Stored data:
***
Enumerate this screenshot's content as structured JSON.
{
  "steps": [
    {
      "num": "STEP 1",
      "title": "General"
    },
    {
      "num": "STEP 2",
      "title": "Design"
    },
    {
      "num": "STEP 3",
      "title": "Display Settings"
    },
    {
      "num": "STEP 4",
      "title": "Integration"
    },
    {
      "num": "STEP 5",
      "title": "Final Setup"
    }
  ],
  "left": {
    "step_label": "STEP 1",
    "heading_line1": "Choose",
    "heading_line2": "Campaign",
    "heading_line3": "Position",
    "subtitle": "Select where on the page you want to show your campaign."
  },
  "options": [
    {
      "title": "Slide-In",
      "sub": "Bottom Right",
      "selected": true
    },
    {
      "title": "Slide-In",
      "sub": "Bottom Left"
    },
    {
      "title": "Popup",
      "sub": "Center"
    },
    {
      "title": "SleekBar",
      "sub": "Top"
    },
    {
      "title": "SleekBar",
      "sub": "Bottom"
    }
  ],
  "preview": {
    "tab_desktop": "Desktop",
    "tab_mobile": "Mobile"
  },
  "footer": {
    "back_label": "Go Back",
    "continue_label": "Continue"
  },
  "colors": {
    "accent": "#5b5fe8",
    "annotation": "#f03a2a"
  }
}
***
WHAT YOU ARE ASKED TO DO
Print all of the data exactly as it was given.

TASK RESULT
Enumerate this screenshot's content as structured JSON.
{
  "steps": [
    {
      "num": "STEP 1",
      "title": "General"
    },
    {
      "num": "STEP 2",
      "title": "Design"
    },
    {
      "num": "STEP 3",
      "title": "Display Settings"
    },
    {
      "num": "STEP 4",
      "title": "Integration"
    },
    {
      "num": "STEP 5",
      "title": "Final Setup"
    }
  ],
  "left": {
    "step_label": "STEP 1",
    "heading_line1": "Choose",
    "heading_line2": "Campaign",
    "heading_line3": "Position",
    "subtitle": "Select where on the page you want to show your campaign."
  },
  "options": [
    {
      "title": "Slide-In",
      "sub": "Bottom Right",
      "selected": true
    },
    {
      "title": "Slide-In",
      "sub": "Bottom Left"
    },
    {
      "title": "Popup",
      "sub": "Center"
    },
    {
      "title": "SleekBar",
      "sub": "Top"
    },
    {
      "title": "SleekBar",
      "sub": "Bottom"
    }
  ],
  "preview": {
    "tab_desktop": "Desktop",
    "tab_mobile": "Mobile"
  },
  "footer": {
    "back_label": "Go Back",
    "continue_label": "Continue"
  },
  "colors": {
    "accent": "#5b5fe8",
    "annotation": "#f03a2a"
  }
}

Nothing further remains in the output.